— begin Records for the exercise —
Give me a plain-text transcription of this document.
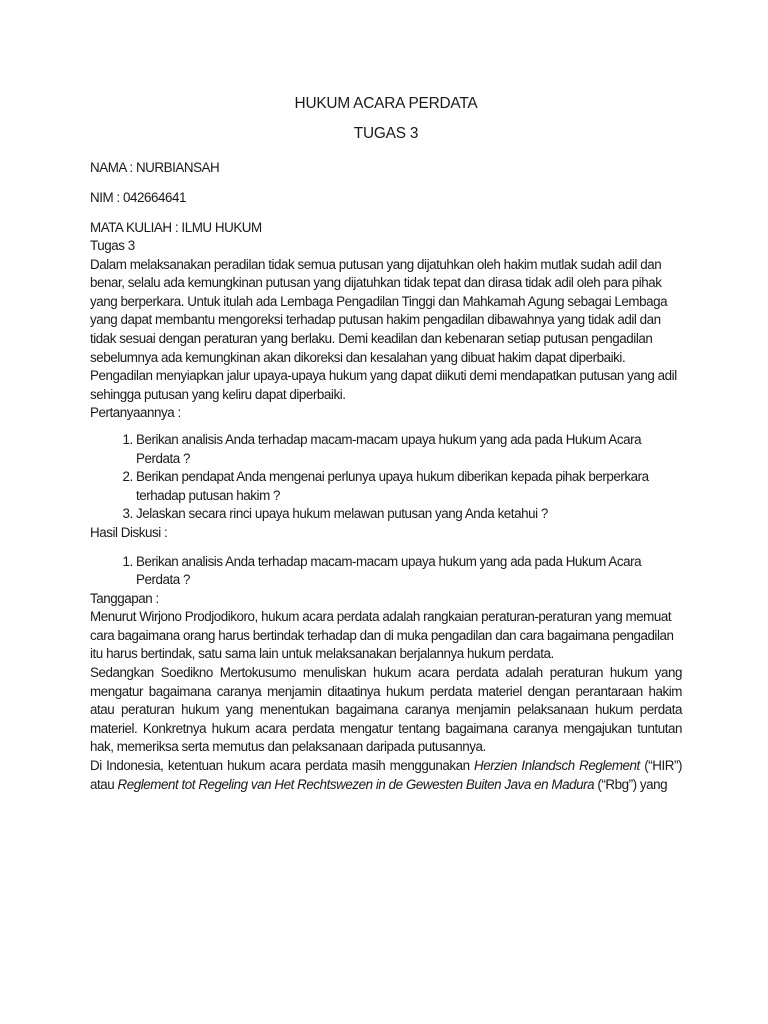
HUKUM ACARA PERDATA

TUGAS 3

NAMA : NURBIANSAH

NIM : 042664641

MATA KULIAH : ILMU HUKUM

Tugas 3

Dalam melaksanakan peradilan tidak semua putusan yang dijatuhkan oleh hakim mutlak sudah adil dan benar, selalu ada kemungkinan putusan yang dijatuhkan tidak tepat dan dirasa tidak adil oleh para pihak yang berperkara. Untuk itulah ada Lembaga Pengadilan Tinggi dan Mahkamah Agung sebagai Lembaga yang dapat membantu mengoreksi terhadap putusan hakim pengadilan dibawahnya yang tidak adil dan tidak sesuai dengan peraturan yang berlaku. Demi keadilan dan kebenaran setiap putusan pengadilan sebelumnya ada kemungkinan akan dikoreksi dan kesalahan yang dibuat hakim dapat diperbaiki. Pengadilan menyiapkan jalur upaya-upaya hukum yang dapat diikuti demi mendapatkan putusan yang adil sehingga putusan yang keliru dapat diperbaiki.

Pertanyaannya :

1. Berikan analisis Anda terhadap macam-macam upaya hukum yang ada pada Hukum Acara Perdata ?
2. Berikan pendapat Anda mengenai perlunya upaya hukum diberikan kepada pihak berperkara terhadap putusan hakim ?
3. Jelaskan secara rinci upaya hukum melawan putusan yang Anda ketahui ?

Hasil Diskusi :

1. Berikan analisis Anda terhadap macam-macam upaya hukum yang ada pada Hukum Acara Perdata ?

Tanggapan :

Menurut Wirjono Prodjodikoro, hukum acara perdata adalah rangkaian peraturan-peraturan yang memuat cara bagaimana orang harus bertindak terhadap dan di muka pengadilan dan cara bagaimana pengadilan itu harus bertindak, satu sama lain untuk melaksanakan berjalannya hukum perdata.

Sedangkan Soedikno Mertokusumo menuliskan hukum acara perdata adalah peraturan hukum yang mengatur bagaimana caranya menjamin ditaatinya hukum perdata materiel dengan perantaraan hakim atau peraturan hukum yang menentukan bagaimana caranya menjamin pelaksanaan hukum perdata materiel. Konkretnya hukum acara perdata mengatur tentang bagaimana caranya mengajukan tuntutan hak, memeriksa serta memutus dan pelaksanaan daripada putusannya.

Di Indonesia, ketentuan hukum acara perdata masih menggunakan Herzien Inlandsch Reglement (“HIR”) atau Reglement tot Regeling van Het Rechtswezen in de Gewesten Buiten Java en Madura (“Rbg”) yang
— end Records for the exercise —
### Instructions to follow
Reproduce each line from the records that contains the word "atau".

### The result
Sedangkan Soedikno Mertokusumo menuliskan hukum acara perdata adalah peraturan hukum yang mengatur bagaimana caranya menjamin ditaatinya hukum perdata materiel dengan perantaraan hakim atau peraturan hukum yang menentukan bagaimana caranya menjamin pelaksanaan hukum perdata materiel. Konkretnya hukum acara perdata mengatur tentang bagaimana caranya mengajukan tuntutan hak, memeriksa serta memutus dan pelaksanaan daripada putusannya.
Di Indonesia, ketentuan hukum acara perdata masih menggunakan Herzien Inlandsch Reglement (“HIR”) atau Reglement tot Regeling van Het Rechtswezen in de Gewesten Buiten Java en Madura (“Rbg”) yang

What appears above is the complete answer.